Stored entries:

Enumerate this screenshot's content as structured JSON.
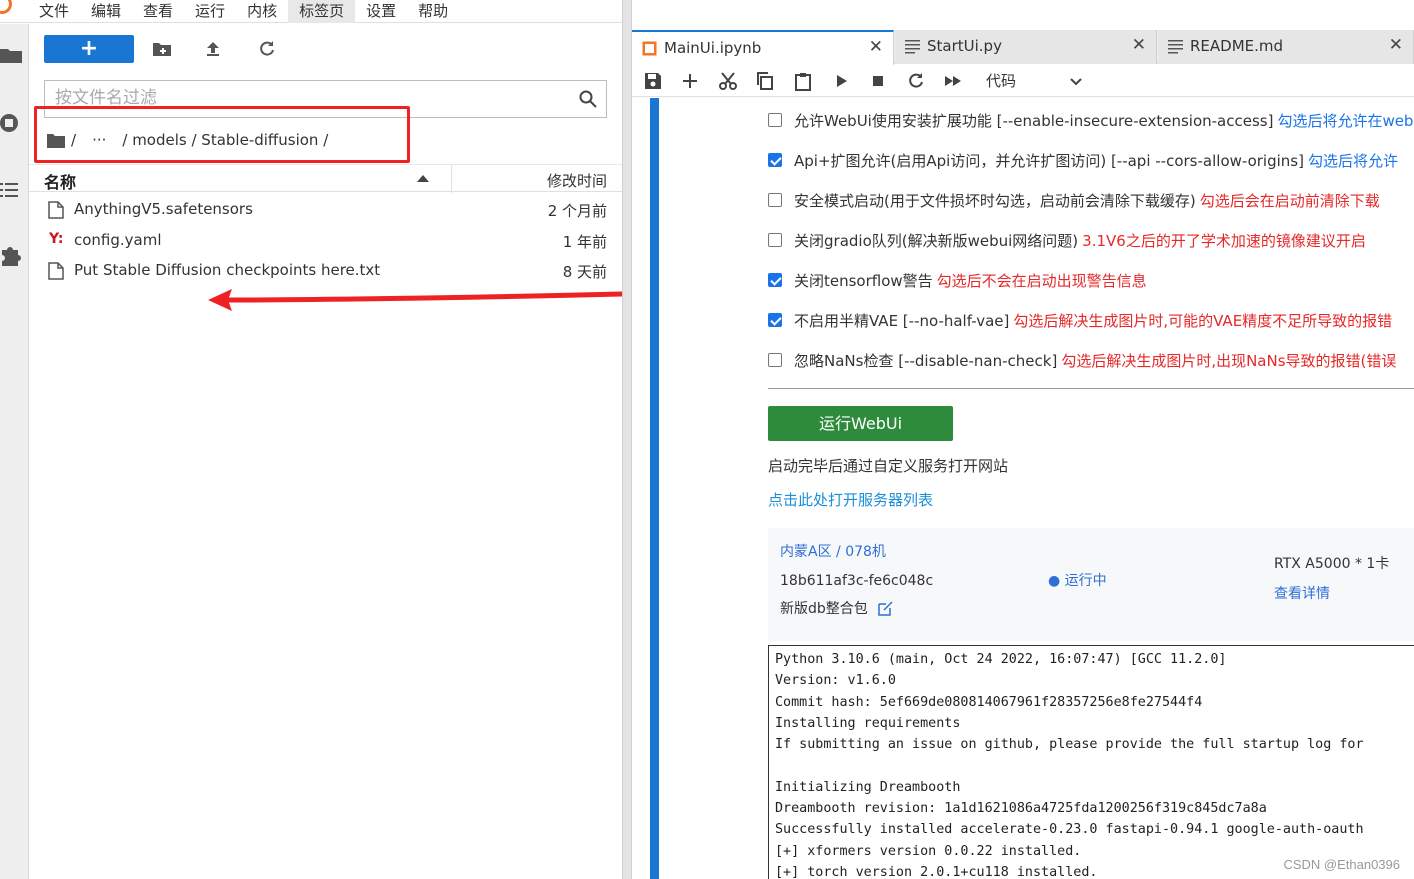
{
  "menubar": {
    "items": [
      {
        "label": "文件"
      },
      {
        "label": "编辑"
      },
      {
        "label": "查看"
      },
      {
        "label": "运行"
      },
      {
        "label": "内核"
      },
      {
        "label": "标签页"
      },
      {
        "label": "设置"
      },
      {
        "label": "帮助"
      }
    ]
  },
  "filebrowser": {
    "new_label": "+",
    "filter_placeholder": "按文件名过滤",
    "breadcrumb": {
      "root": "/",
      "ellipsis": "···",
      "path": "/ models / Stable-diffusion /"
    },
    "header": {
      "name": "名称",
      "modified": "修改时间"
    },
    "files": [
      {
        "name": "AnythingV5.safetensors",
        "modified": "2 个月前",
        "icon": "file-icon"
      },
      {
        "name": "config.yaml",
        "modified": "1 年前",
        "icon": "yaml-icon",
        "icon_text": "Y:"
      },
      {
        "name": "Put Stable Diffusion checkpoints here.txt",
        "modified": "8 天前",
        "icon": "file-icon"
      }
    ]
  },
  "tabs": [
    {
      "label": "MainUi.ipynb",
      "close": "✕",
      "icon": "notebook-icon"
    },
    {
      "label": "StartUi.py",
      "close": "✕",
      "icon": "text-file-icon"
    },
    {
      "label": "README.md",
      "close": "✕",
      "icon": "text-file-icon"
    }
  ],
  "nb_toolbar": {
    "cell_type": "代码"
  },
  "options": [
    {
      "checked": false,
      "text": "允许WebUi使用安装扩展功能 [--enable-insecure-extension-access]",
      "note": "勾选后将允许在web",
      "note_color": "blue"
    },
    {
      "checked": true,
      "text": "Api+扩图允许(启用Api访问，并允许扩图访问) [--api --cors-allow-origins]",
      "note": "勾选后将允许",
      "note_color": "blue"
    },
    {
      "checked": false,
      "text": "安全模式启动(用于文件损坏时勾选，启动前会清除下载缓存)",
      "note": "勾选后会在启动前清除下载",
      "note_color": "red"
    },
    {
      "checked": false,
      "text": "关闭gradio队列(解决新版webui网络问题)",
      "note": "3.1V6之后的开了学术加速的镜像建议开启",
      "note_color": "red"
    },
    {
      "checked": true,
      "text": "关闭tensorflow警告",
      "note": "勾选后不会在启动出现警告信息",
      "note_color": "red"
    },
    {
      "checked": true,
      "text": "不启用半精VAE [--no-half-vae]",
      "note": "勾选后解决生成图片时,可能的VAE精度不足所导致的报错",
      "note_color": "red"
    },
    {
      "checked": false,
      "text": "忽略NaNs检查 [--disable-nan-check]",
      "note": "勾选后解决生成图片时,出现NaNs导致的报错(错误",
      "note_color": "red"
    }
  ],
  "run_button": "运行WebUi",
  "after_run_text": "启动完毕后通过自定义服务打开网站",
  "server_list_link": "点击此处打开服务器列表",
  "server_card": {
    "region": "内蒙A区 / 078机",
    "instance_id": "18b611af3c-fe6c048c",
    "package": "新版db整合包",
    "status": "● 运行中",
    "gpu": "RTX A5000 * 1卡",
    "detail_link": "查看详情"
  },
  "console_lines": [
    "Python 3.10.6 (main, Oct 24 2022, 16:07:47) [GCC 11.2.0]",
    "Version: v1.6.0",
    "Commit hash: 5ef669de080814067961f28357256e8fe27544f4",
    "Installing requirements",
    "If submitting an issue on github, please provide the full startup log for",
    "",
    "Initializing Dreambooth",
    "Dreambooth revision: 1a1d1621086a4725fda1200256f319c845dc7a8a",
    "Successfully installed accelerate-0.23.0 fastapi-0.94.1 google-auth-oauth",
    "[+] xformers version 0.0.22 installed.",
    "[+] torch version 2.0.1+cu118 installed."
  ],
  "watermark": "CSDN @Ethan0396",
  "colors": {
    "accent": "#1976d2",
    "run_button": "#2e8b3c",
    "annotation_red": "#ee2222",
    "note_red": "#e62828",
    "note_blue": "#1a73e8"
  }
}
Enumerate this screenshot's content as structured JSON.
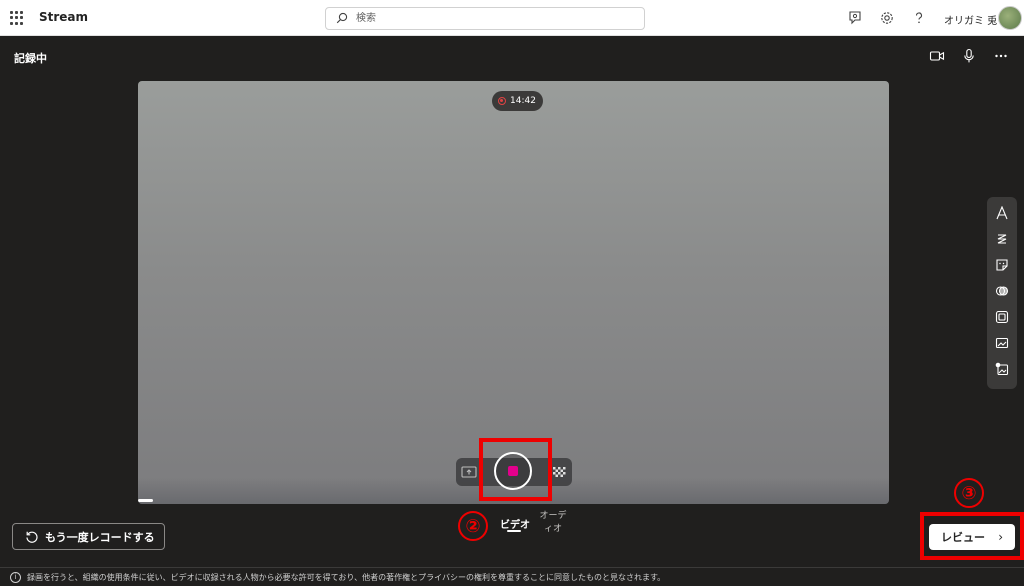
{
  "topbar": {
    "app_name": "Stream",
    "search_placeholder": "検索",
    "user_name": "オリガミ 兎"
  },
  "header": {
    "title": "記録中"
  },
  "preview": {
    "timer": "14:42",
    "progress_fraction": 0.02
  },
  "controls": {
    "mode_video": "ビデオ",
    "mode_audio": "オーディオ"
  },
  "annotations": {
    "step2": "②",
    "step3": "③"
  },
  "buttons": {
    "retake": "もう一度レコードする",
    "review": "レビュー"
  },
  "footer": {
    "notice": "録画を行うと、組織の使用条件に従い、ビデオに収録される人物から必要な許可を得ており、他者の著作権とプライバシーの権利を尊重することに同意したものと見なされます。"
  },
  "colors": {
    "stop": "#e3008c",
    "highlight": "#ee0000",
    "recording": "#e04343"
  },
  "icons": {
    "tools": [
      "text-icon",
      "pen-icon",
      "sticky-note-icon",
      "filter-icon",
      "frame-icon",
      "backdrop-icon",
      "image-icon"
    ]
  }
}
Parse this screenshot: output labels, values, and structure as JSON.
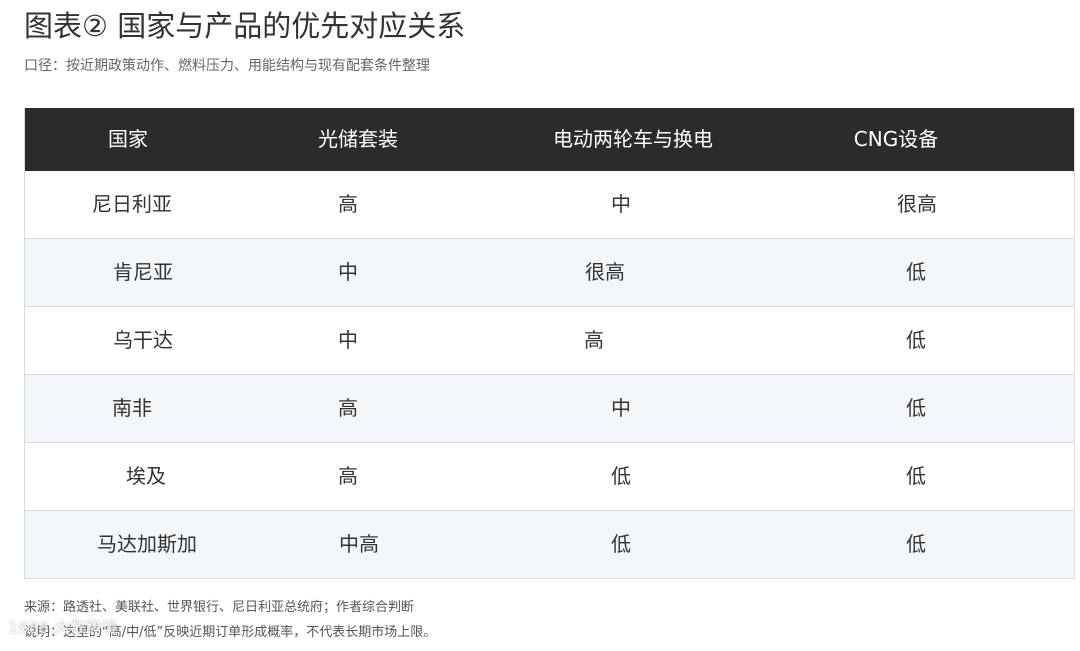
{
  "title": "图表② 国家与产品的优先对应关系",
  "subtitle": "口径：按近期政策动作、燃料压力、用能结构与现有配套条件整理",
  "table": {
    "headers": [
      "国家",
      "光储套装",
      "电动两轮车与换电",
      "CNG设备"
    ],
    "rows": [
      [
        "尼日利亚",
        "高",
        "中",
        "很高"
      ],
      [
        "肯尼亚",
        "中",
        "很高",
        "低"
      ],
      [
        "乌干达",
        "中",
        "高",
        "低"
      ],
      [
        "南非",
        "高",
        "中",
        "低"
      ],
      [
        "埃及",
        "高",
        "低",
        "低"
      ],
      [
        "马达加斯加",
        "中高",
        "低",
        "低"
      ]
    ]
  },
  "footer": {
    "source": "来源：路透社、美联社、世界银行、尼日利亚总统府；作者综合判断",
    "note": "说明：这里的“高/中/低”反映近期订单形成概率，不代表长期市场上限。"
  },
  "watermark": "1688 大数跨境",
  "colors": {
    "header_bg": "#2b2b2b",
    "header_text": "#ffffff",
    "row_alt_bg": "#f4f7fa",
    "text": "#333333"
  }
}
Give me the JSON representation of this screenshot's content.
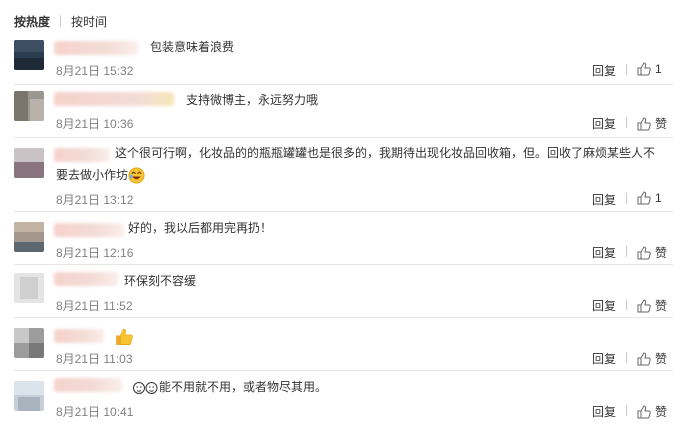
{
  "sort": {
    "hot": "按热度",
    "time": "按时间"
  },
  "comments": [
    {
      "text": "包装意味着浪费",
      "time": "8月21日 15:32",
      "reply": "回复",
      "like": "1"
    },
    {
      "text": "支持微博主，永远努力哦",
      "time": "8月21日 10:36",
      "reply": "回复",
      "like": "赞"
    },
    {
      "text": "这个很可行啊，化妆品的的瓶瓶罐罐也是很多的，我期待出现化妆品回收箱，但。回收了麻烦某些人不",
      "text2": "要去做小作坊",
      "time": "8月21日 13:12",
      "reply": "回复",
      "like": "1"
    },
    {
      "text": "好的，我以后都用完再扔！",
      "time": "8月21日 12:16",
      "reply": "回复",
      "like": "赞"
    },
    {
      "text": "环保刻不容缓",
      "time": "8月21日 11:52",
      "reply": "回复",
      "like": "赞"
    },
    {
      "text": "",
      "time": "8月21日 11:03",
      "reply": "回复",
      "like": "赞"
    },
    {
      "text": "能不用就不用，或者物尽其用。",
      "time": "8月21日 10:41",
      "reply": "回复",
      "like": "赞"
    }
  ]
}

[Work instructions]
Find every line in the records above that contains the word "installed", and copy each one.

[Output for this exercise]
    "Successfully installed accelerate-0.23.0 fastapi-0.94.1 google-auth-oauth",
    "[+] xformers version 0.0.22 installed.",
    "[+] torch version 2.0.1+cu118 installed."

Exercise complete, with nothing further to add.